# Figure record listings
********

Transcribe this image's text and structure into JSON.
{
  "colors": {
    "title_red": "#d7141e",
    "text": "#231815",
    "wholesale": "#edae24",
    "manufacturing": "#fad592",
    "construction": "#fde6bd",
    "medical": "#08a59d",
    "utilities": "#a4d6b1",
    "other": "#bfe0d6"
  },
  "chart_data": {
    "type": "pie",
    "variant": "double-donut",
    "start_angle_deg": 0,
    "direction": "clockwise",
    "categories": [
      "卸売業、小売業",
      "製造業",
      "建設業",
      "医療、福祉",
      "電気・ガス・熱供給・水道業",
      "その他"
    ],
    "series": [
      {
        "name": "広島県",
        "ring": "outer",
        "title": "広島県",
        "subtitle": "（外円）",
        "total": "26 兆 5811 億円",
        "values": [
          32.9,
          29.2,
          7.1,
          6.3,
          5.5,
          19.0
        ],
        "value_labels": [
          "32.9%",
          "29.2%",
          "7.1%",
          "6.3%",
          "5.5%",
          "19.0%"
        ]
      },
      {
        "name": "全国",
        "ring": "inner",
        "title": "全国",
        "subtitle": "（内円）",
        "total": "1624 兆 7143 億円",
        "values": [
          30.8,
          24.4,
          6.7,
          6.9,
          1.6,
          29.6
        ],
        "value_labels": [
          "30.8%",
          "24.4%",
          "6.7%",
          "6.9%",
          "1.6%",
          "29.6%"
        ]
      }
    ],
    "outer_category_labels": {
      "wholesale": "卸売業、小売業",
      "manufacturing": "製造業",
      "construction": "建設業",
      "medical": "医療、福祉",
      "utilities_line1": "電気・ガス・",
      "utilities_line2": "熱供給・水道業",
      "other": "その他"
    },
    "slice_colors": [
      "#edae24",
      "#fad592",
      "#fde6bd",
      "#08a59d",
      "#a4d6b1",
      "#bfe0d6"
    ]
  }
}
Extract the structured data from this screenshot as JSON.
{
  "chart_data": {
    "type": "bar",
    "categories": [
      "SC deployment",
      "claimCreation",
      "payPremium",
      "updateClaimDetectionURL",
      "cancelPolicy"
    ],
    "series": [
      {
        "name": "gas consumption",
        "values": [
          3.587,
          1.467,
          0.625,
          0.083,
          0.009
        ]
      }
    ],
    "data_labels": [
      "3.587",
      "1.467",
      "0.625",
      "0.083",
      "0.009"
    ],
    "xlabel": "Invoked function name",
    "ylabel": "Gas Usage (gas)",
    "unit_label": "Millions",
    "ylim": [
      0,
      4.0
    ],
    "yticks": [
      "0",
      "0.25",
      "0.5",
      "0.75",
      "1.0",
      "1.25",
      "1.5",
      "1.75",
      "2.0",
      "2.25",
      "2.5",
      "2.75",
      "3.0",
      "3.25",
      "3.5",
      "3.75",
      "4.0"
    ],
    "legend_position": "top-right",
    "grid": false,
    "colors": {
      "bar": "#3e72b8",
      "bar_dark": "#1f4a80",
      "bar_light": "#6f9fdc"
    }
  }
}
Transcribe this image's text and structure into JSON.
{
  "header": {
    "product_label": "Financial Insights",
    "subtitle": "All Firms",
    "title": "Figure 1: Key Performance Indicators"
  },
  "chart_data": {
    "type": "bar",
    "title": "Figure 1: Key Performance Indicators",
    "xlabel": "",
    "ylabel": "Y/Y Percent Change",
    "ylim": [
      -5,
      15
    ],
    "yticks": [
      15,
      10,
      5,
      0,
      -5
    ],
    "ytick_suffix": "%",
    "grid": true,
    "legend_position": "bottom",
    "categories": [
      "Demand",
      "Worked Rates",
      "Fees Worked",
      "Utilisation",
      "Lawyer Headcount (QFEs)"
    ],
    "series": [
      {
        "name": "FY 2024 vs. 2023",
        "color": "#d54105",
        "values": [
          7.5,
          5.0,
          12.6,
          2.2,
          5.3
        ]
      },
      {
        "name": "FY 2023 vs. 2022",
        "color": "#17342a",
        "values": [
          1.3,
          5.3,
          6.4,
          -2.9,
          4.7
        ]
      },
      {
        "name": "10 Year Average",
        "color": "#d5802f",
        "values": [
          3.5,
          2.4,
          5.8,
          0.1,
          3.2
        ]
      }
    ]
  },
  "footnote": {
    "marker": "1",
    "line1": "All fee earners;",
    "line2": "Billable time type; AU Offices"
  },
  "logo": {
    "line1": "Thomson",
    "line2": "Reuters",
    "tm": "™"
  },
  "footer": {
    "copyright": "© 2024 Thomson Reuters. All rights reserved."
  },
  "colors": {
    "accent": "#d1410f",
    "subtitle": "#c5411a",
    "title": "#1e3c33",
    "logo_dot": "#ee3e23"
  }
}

********

# PROBLEM REQUIREMENTS
Of the lines in this listing, how many contain "type"? Reply with the number and nothing more.

# REPLY
4